Extract the listing below in full, unchanged.

(Records for the exercise):
----------

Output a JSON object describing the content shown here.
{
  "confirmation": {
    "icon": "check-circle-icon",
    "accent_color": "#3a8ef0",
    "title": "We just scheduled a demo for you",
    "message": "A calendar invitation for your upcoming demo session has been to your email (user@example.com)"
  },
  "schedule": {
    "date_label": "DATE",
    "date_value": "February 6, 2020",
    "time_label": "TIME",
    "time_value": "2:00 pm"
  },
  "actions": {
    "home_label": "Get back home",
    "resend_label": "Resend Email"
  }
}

----------

(Right answer):
Output a JSON object describing the content shown here.
{
  "confirmation": {
    "icon": "check-circle-icon",
    "accent_color": "#3a8ef0",
    "title": "We just scheduled a demo for you",
    "message": "A calendar invitation for your upcoming demo session has been to your email (user@example.com)"
  },
  "schedule": {
    "date_label": "DATE",
    "date_value": "February 6, 2020",
    "time_label": "TIME",
    "time_value": "2:00 pm"
  },
  "actions": {
    "home_label": "Get back home",
    "resend_label": "Resend Email"
  }
}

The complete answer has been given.